** Begin **
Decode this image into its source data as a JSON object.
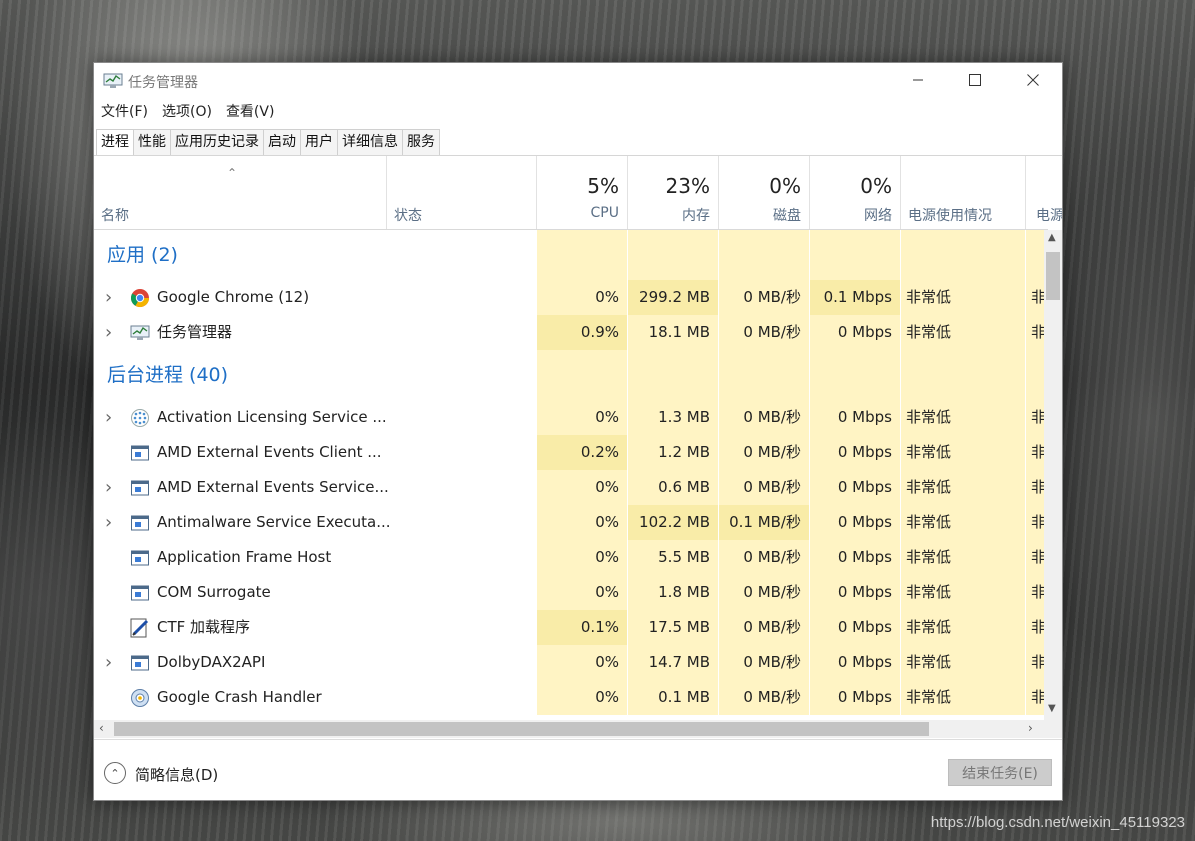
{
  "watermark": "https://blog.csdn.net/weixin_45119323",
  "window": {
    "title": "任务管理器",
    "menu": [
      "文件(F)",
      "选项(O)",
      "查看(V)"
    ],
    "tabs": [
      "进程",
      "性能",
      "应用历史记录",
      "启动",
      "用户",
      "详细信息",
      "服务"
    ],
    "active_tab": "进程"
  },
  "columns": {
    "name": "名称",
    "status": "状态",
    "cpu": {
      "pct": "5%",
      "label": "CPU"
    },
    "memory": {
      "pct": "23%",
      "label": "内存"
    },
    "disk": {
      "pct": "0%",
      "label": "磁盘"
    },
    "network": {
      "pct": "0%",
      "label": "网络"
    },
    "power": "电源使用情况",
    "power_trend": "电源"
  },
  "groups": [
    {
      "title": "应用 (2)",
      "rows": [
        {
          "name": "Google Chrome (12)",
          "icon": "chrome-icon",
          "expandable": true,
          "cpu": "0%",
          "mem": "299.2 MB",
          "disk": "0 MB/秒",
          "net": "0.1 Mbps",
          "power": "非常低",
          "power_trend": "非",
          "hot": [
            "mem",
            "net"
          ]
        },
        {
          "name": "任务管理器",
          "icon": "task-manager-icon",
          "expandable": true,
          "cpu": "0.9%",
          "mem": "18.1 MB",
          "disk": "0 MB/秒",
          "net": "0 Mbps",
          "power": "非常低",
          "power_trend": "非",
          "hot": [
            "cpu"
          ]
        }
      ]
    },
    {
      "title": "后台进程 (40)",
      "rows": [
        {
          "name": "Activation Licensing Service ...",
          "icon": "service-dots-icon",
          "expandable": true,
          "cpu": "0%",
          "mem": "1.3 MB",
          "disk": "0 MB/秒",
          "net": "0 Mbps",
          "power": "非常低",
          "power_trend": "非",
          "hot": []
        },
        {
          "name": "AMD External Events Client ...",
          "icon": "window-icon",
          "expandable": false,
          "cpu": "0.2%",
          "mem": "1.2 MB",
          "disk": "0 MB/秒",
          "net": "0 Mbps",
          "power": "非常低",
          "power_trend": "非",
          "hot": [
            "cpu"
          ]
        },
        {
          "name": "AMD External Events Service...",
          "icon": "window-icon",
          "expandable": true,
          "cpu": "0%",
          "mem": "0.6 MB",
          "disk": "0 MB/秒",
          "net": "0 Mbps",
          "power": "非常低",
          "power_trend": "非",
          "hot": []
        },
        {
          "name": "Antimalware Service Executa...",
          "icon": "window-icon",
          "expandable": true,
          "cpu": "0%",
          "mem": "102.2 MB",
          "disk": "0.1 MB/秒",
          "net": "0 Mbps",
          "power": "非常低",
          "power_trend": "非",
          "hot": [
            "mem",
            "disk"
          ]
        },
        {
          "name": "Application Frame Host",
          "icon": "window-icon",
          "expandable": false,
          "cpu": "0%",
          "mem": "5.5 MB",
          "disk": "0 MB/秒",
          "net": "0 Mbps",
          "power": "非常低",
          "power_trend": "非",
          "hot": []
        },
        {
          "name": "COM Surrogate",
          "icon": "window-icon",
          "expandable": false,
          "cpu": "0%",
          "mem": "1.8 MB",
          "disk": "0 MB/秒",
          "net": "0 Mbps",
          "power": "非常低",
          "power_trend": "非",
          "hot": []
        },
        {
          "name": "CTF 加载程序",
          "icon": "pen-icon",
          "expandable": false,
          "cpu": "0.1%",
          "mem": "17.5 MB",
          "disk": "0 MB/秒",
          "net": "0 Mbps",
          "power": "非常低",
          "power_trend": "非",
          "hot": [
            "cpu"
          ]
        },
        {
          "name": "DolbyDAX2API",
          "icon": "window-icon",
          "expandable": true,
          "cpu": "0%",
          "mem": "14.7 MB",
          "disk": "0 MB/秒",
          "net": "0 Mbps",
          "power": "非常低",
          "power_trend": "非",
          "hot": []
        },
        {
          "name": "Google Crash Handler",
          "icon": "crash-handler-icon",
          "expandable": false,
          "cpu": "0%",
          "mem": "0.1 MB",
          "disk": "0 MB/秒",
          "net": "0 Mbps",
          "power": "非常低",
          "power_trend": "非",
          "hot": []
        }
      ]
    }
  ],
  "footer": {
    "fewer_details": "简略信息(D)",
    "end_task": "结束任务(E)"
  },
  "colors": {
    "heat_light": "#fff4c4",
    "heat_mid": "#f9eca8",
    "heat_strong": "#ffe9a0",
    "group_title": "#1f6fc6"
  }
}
** End **
• Exercise directions: Where a line of the material above holds the string "External", copy that line.

• Solution for this exercise:
          "name": "AMD External Events Client ...",
          "name": "AMD External Events Service...",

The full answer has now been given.